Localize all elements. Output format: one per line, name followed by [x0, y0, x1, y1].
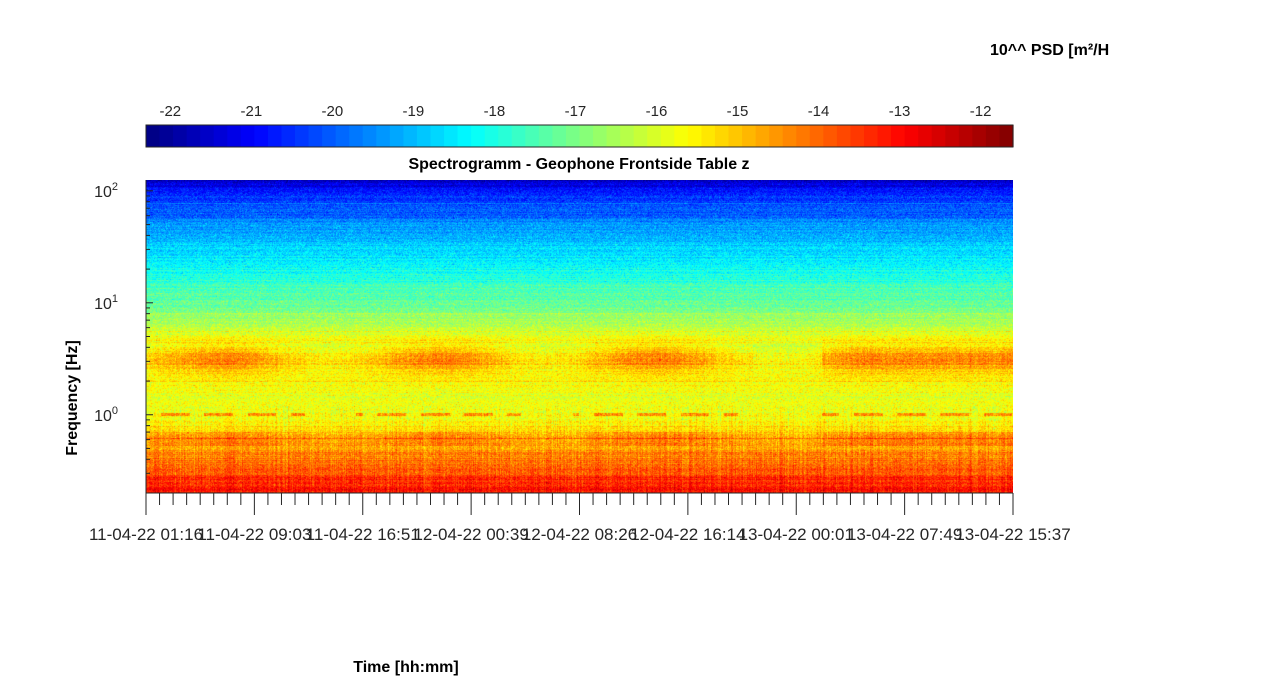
spectrogram-heatmap	[146, 180, 1013, 493]
colorbar-segment	[213, 125, 228, 147]
colorbar-segment	[985, 125, 1001, 147]
colorbar-segment	[444, 125, 459, 147]
colorbar-segment	[295, 125, 310, 147]
x-tick-label: 11-04-22 01:16	[89, 525, 203, 544]
colorbar-tick-label: -19	[403, 103, 425, 120]
colorbar-segment	[281, 125, 296, 147]
colorbar-segment	[430, 125, 445, 147]
colorbar-segment	[416, 125, 432, 147]
colorbar-segment	[823, 125, 838, 147]
colorbar-segment	[186, 125, 201, 147]
colorbar-segment	[958, 125, 973, 147]
colorbar-segment	[769, 125, 784, 147]
x-tick-label: 12-04-22 00:39	[413, 525, 528, 544]
colorbar-segment	[471, 125, 486, 147]
colorbar-segment	[796, 125, 811, 147]
y-tick-label: 102	[94, 181, 118, 201]
colorbar-segment	[552, 125, 567, 147]
colorbar-segment	[322, 125, 337, 147]
colorbar-segment	[511, 125, 526, 147]
colorbar-segment	[389, 125, 404, 147]
colorbar-segment	[687, 125, 703, 147]
colorbar-segment	[674, 125, 689, 147]
colorbar-segment	[850, 125, 865, 147]
colorbar-ticks: -22 -21 -20 -19 -18 -17 -16 -15 -14 -13 -12	[159, 103, 991, 130]
colorbar-segment	[267, 125, 283, 147]
colorbar-segment	[565, 125, 581, 147]
colorbar-segment	[809, 125, 824, 147]
colorbar-segment	[931, 125, 946, 147]
colorbar-tick-label: -12	[970, 103, 992, 120]
colorbar-tick-label: -21	[240, 103, 262, 120]
colorbar-segment	[254, 125, 269, 147]
colorbar-segment	[647, 125, 662, 147]
colorbar-segment	[362, 125, 377, 147]
x-tick-label: 13-04-22 07:49	[847, 525, 962, 544]
x-tick-label: 11-04-22 09:03	[197, 525, 311, 544]
colorbar-tick-label: -18	[484, 103, 506, 120]
colorbar-tick-label: -16	[646, 103, 668, 120]
colorbar-segment	[200, 125, 215, 147]
colorbar-segment	[240, 125, 255, 147]
colorbar-segment	[498, 125, 513, 147]
colorbar-segment	[633, 125, 648, 147]
colorbar-segment	[918, 125, 933, 147]
colorbar-segment	[525, 125, 540, 147]
colorbar-tick-label: -22	[159, 103, 181, 120]
colorbar	[145, 124, 1014, 148]
colorbar-segment	[877, 125, 892, 147]
colorbar-tick-label: -20	[322, 103, 344, 120]
colorbar-segment	[538, 125, 554, 147]
y-axis-label: Frequency [Hz]	[64, 340, 81, 456]
colorbar-segment	[836, 125, 852, 147]
colorbar-segment	[742, 125, 757, 147]
colorbar-segment	[782, 125, 797, 147]
colorbar-tick-label: -14	[808, 103, 830, 120]
colorbar-segment	[146, 125, 161, 147]
y-axis: 100 101 102	[94, 180, 153, 494]
x-tick-label: 12-04-22 08:26	[522, 525, 637, 544]
y-tick-label: 100	[94, 405, 118, 425]
colorbar-segment	[904, 125, 919, 147]
colorbar-segment	[755, 125, 770, 147]
colorbar-tick-label: -13	[889, 103, 911, 120]
colorbar-segment	[999, 125, 1014, 147]
x-tick-label: 12-04-22 16:14	[630, 525, 745, 544]
colorbar-segment	[457, 125, 472, 147]
colorbar-tick-label: -15	[727, 103, 749, 120]
colorbar-segment	[484, 125, 499, 147]
colorbar-label: 10^^ PSD [m²/H	[990, 42, 1109, 59]
x-tick-label: 13-04-22 00:01	[739, 525, 854, 544]
colorbar-segment	[335, 125, 350, 147]
colorbar-segment	[159, 125, 174, 147]
colorbar-segment	[579, 125, 594, 147]
colorbar-segment	[376, 125, 391, 147]
x-tick-label: 13-04-22 15:37	[955, 525, 1070, 544]
colorbar-segment	[660, 125, 675, 147]
colorbar-segment	[173, 125, 188, 147]
y-tick-label: 101	[94, 293, 118, 313]
colorbar-segment	[606, 125, 621, 147]
chart-title: Spectrogramm - Geophone Frontside Table …	[408, 156, 749, 173]
colorbar-segment	[349, 125, 364, 147]
colorbar-frame	[145, 124, 1014, 148]
colorbar-segment	[308, 125, 323, 147]
colorbar-segment	[227, 125, 242, 147]
colorbar-segment	[863, 125, 879, 147]
x-tick-label: 11-04-22 16:51	[306, 525, 420, 544]
colorbar-segment	[714, 125, 730, 147]
colorbar-segment	[945, 125, 960, 147]
x-axis-label: Time [hh:mm]	[353, 659, 458, 676]
colorbar-segment	[620, 125, 635, 147]
colorbar-segment	[972, 125, 987, 147]
colorbar-segment	[701, 125, 716, 147]
colorbar-segment	[891, 125, 906, 147]
colorbar-tick-label: -17	[565, 103, 587, 120]
colorbar-segment	[593, 125, 608, 147]
colorbar-segment	[728, 125, 743, 147]
colorbar-segment	[403, 125, 418, 147]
══════════════════════════════
**Exercise brief:** Report how many lines of the records contain the string "axis". Matching is case-sensitive, and the reply should be the number alone.

**Written response:** 3